> _AVAILABLE RECORDS_
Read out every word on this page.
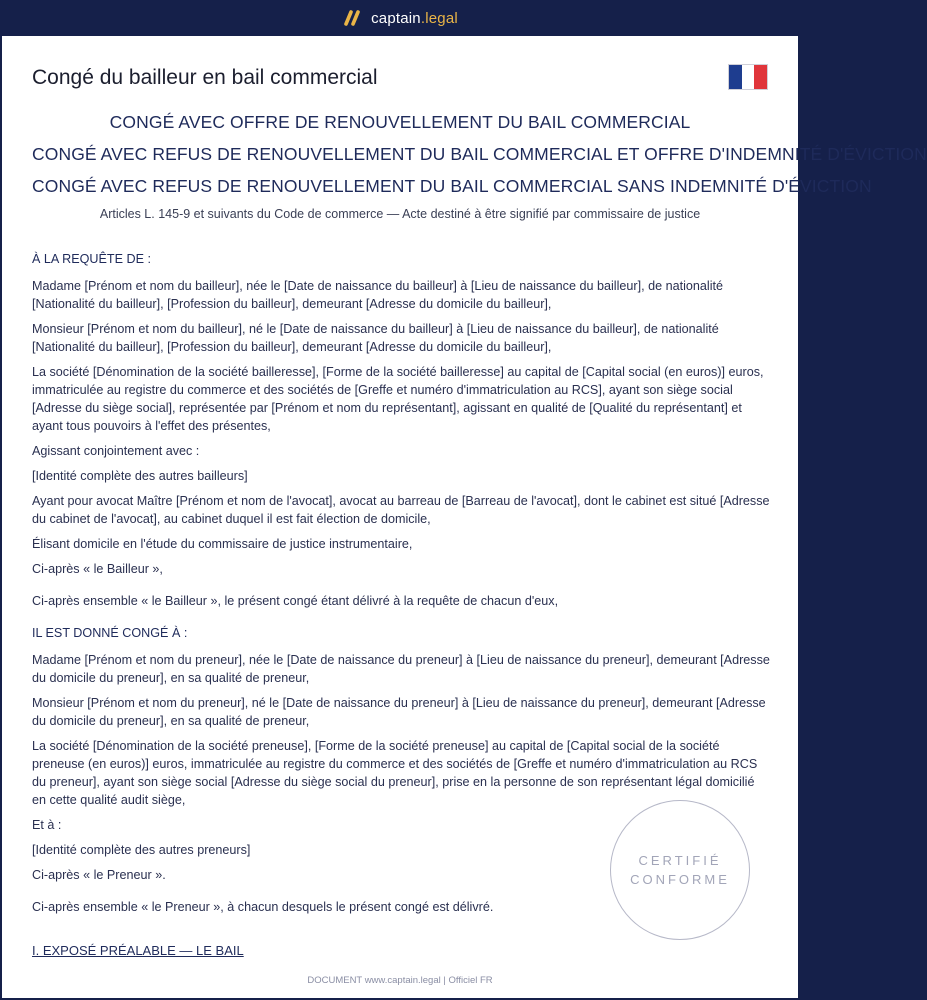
captain.legal
Congé du bailleur en bail commercial
CONGÉ AVEC OFFRE DE RENOUVELLEMENT DU BAIL COMMERCIAL
CONGÉ AVEC REFUS DE RENOUVELLEMENT DU BAIL COMMERCIAL ET OFFRE D'INDEMNITÉ D'ÉVICTION
CONGÉ AVEC REFUS DE RENOUVELLEMENT DU BAIL COMMERCIAL SANS INDEMNITÉ D'ÉVICTION
Articles L. 145-9 et suivants du Code de commerce — Acte destiné à être signifié par commissaire de justice

À LA REQUÊTE DE :

Madame [Prénom et nom du bailleur], née le [Date de naissance du bailleur] à [Lieu de naissance du bailleur], de nationalité [Nationalité du bailleur], [Profession du bailleur], demeurant [Adresse du domicile du bailleur],

Monsieur [Prénom et nom du bailleur], né le [Date de naissance du bailleur] à [Lieu de naissance du bailleur], de nationalité [Nationalité du bailleur], [Profession du bailleur], demeurant [Adresse du domicile du bailleur],

La société [Dénomination de la société bailleresse], [Forme de la société bailleresse] au capital de [Capital social (en euros)] euros, immatriculée au registre du commerce et des sociétés de [Greffe et numéro d'immatriculation au RCS], ayant son siège social [Adresse du siège social], représentée par [Prénom et nom du représentant], agissant en qualité de [Qualité du représentant] et ayant tous pouvoirs à l'effet des présentes,

Agissant conjointement avec :

[Identité complète des autres bailleurs]

Ayant pour avocat Maître [Prénom et nom de l'avocat], avocat au barreau de [Barreau de l'avocat], dont le cabinet est situé [Adresse du cabinet de l'avocat], au cabinet duquel il est fait élection de domicile,

Élisant domicile en l'étude du commissaire de justice instrumentaire,

Ci-après « le Bailleur »,

Ci-après ensemble « le Bailleur », le présent congé étant délivré à la requête de chacun d'eux,

IL EST DONNÉ CONGÉ À :

Madame [Prénom et nom du preneur], née le [Date de naissance du preneur] à [Lieu de naissance du preneur], demeurant [Adresse du domicile du preneur], en sa qualité de preneur,

Monsieur [Prénom et nom du preneur], né le [Date de naissance du preneur] à [Lieu de naissance du preneur], demeurant [Adresse du domicile du preneur], en sa qualité de preneur,

La société [Dénomination de la société preneuse], [Forme de la société preneuse] au capital de [Capital social de la société preneuse (en euros)] euros, immatriculée au registre du commerce et des sociétés de [Greffe et numéro d'immatriculation au RCS du preneur], ayant son siège social [Adresse du siège social du preneur], prise en la personne de son représentant légal domicilié en cette qualité audit siège,

Et à :

[Identité complète des autres preneurs]

Ci-après « le Preneur ».

Ci-après ensemble « le Preneur », à chacun desquels le présent congé est délivré.

I. EXPOSÉ PRÉALABLE — LE BAIL

CERTIFIÉ
CONFORME
DOCUMENT www.captain.legal | Officiel FR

> _SET TASK_
Each entry above is to be written out again unchanged, apart from the pictures, which are left out.

> _ANSWER TO THE EXERCISE_
Read out every word on this page.
captain.legal
Congé du bailleur en bail commercial
CONGÉ AVEC OFFRE DE RENOUVELLEMENT DU BAIL COMMERCIAL
CONGÉ AVEC REFUS DE RENOUVELLEMENT DU BAIL COMMERCIAL ET OFFRE D'INDEMNITÉ D'ÉVICTION
CONGÉ AVEC REFUS DE RENOUVELLEMENT DU BAIL COMMERCIAL SANS INDEMNITÉ D'ÉVICTION
Articles L. 145-9 et suivants du Code de commerce — Acte destiné à être signifié par commissaire de justice

À LA REQUÊTE DE :

Madame [Prénom et nom du bailleur], née le [Date de naissance du bailleur] à [Lieu de naissance du bailleur], de nationalité [Nationalité du bailleur], [Profession du bailleur], demeurant [Adresse du domicile du bailleur],

Monsieur [Prénom et nom du bailleur], né le [Date de naissance du bailleur] à [Lieu de naissance du bailleur], de nationalité [Nationalité du bailleur], [Profession du bailleur], demeurant [Adresse du domicile du bailleur],

La société [Dénomination de la société bailleresse], [Forme de la société bailleresse] au capital de [Capital social (en euros)] euros, immatriculée au registre du commerce et des sociétés de [Greffe et numéro d'immatriculation au RCS], ayant son siège social [Adresse du siège social], représentée par [Prénom et nom du représentant], agissant en qualité de [Qualité du représentant] et ayant tous pouvoirs à l'effet des présentes,

Agissant conjointement avec :

[Identité complète des autres bailleurs]

Ayant pour avocat Maître [Prénom et nom de l'avocat], avocat au barreau de [Barreau de l'avocat], dont le cabinet est situé [Adresse du cabinet de l'avocat], au cabinet duquel il est fait élection de domicile,

Élisant domicile en l'étude du commissaire de justice instrumentaire,

Ci-après « le Bailleur »,

Ci-après ensemble « le Bailleur », le présent congé étant délivré à la requête de chacun d'eux,

IL EST DONNÉ CONGÉ À :

Madame [Prénom et nom du preneur], née le [Date de naissance du preneur] à [Lieu de naissance du preneur], demeurant [Adresse du domicile du preneur], en sa qualité de preneur,

Monsieur [Prénom et nom du preneur], né le [Date de naissance du preneur] à [Lieu de naissance du preneur], demeurant [Adresse du domicile du preneur], en sa qualité de preneur,

La société [Dénomination de la société preneuse], [Forme de la société preneuse] au capital de [Capital social de la société preneuse (en euros)] euros, immatriculée au registre du commerce et des sociétés de [Greffe et numéro d'immatriculation au RCS du preneur], ayant son siège social [Adresse du siège social du preneur], prise en la personne de son représentant légal domicilié en cette qualité audit siège,

Et à :

[Identité complète des autres preneurs]

Ci-après « le Preneur ».

Ci-après ensemble « le Preneur », à chacun desquels le présent congé est délivré.

I. EXPOSÉ PRÉALABLE — LE BAIL

CERTIFIÉ
CONFORME
DOCUMENT www.captain.legal | Officiel FR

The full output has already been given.